● TEXT EXTRACT
= = =

Without going full Check Point Charlie guardian class police state, surely we can prevent 89-year-old women having their skulls fatally fractured by being violently pushed to the sidewalk at 11 a.m. in the financial district of Canada’s largest city. No?
Look, our schools proudly proclaim rigorous “safe space” policies for classrooms to eliminate all risk of students encountering discouraging words. Can we not, then, conjure fair guidelines for goon squads of teenaged girls out in the streets at midnight stabbing homeless men to death? We could start by proposing minimalist “you be you” level behavioural expectations, yes?
Sure, the response of more police in the streets, and public thru-ways festooned with added video cameras, is mere programmatic political panic. It betrays the tell-tale policy futility of presuming someone having, say, a psychotic melt down cares they’re on candid camera.

= = =

● TASKS
a. Echo the listing line for line, from its first line down to the line containing "lineament-segment [477,599,487,603]", and include both of those lines.
b. Carry on the opinion piece about street violence and public safety from the point where it ends.

= = =

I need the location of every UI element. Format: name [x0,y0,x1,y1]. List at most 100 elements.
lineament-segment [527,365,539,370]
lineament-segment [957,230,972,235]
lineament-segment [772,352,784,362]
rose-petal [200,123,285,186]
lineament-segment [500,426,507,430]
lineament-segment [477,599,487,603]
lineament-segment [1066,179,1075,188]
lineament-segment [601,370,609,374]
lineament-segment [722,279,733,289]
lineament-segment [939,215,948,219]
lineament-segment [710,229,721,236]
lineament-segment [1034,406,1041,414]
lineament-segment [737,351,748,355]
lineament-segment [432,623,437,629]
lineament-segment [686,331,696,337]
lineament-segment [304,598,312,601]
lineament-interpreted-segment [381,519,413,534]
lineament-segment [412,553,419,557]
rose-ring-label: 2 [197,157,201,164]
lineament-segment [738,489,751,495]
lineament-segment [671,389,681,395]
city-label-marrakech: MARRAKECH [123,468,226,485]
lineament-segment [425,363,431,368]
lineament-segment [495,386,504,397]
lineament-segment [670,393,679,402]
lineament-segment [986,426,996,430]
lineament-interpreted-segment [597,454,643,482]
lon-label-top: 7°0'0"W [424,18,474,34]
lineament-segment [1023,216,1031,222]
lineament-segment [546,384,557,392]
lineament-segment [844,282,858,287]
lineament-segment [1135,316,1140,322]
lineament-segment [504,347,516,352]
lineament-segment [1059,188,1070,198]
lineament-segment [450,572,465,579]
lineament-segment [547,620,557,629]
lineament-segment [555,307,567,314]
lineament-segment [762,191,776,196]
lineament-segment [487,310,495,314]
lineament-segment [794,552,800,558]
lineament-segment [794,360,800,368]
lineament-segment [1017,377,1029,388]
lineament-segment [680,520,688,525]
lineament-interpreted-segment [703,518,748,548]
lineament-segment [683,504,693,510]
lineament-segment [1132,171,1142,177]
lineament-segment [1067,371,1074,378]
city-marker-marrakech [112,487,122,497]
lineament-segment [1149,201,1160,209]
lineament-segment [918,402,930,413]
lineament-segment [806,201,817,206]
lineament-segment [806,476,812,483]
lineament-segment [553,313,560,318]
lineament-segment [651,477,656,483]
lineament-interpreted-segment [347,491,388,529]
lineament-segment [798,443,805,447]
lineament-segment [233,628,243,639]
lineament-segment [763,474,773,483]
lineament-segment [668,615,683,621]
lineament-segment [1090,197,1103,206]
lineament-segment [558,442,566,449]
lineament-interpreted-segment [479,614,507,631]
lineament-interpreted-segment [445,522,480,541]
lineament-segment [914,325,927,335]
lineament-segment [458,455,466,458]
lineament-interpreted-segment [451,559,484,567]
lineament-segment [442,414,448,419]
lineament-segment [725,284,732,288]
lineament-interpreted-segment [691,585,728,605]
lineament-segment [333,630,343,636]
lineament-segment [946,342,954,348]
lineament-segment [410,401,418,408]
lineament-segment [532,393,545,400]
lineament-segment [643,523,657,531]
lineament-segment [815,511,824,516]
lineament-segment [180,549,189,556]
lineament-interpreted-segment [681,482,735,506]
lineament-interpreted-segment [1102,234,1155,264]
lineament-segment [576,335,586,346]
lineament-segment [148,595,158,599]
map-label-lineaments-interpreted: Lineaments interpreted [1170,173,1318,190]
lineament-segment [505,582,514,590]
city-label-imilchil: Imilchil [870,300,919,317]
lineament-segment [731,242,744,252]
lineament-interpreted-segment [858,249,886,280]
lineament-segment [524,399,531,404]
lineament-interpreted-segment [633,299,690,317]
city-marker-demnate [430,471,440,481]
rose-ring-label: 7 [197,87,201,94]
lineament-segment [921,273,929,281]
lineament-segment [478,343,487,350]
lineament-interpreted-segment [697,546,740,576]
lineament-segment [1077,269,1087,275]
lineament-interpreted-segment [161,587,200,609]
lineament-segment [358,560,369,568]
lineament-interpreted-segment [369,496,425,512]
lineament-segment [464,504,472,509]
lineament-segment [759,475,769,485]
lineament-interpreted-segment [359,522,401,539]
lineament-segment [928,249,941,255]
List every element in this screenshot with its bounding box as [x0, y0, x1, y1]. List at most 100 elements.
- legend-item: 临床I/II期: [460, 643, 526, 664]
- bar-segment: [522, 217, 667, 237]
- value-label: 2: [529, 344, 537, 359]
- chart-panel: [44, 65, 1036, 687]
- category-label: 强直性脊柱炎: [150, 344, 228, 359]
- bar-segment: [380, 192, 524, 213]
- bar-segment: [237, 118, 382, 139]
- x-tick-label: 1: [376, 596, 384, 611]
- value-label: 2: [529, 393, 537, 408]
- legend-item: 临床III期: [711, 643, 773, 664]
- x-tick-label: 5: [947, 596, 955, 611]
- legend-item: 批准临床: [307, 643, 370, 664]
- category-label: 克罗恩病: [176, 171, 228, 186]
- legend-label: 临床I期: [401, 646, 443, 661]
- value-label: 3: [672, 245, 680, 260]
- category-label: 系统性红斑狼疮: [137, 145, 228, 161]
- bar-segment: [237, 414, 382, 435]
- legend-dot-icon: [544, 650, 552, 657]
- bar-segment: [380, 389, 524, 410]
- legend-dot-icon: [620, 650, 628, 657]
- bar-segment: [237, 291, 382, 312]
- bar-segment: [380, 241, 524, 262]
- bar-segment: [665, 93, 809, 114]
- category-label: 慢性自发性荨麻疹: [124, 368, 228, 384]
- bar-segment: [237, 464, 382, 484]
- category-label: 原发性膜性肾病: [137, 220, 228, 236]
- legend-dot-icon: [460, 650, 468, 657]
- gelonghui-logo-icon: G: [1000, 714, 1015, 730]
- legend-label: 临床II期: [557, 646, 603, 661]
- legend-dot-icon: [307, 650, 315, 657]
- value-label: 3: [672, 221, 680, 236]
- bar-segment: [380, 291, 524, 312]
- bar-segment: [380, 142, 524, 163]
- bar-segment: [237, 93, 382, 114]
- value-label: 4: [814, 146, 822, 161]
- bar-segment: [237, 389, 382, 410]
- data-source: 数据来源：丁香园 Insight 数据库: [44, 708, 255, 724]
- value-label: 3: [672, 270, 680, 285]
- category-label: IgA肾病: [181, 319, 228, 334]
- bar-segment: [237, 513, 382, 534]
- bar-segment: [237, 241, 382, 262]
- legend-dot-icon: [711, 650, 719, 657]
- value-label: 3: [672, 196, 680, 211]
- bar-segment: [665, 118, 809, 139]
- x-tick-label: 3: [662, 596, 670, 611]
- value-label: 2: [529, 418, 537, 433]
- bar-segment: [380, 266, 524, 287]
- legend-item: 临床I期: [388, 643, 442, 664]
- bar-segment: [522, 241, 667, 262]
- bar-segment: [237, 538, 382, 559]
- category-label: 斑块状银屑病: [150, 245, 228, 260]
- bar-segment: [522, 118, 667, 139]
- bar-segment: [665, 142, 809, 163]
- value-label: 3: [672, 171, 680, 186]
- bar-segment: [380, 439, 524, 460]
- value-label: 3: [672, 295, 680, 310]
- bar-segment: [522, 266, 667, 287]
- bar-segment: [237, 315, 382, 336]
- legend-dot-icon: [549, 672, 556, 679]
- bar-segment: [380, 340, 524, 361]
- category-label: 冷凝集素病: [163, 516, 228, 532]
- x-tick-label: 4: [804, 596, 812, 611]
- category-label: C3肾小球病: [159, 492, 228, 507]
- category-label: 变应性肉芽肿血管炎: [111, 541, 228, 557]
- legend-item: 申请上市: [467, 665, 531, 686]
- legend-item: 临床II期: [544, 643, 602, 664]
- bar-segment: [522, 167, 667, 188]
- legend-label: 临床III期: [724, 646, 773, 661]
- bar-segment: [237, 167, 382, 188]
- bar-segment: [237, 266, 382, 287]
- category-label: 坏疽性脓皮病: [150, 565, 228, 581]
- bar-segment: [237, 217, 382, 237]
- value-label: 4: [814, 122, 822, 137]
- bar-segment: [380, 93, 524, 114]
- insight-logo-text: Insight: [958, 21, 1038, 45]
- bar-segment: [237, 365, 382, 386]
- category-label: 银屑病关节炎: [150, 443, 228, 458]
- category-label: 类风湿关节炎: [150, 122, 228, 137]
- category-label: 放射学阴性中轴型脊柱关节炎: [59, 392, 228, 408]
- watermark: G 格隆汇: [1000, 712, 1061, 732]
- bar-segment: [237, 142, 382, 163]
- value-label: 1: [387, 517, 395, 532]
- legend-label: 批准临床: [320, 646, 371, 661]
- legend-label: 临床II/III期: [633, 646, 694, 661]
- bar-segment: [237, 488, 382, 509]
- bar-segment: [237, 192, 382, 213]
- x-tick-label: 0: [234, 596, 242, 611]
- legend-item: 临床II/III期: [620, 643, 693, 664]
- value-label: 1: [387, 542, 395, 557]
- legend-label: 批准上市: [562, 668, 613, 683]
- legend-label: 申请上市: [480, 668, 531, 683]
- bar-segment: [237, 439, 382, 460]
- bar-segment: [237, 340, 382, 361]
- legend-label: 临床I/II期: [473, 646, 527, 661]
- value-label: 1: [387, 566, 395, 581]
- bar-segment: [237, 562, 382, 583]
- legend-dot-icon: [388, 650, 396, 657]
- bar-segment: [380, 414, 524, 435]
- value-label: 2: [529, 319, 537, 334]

= = =

● OUTPUTS FOR THE TASKS
a.
I need the location of every UI element. Format: name [x0,y0,x1,y1]. List at most 100 elements.
lineament-segment [527,365,539,370]
lineament-segment [957,230,972,235]
lineament-segment [772,352,784,362]
rose-petal [200,123,285,186]
lineament-segment [500,426,507,430]
lineament-segment [477,599,487,603]

b.
Instead, what if our eggheads and activists, our politicos and media word mongers, spent one whole day repeating the ghosted name of Bernard Goetz? He was the 1984 “subway vigilante” lauded as a public hero for shooting four Black New Yorkers because one said hello to him the wrong way. We learned then, as we must re-learn now, Goetz is what you get when urbanites fear the social contract is shredded.
Reviving Goetz as a mantra might not get us immediate perfect answers. But it will get us head and shoulders further than the folly that we can, and must, “just get used to” urban stranger violence.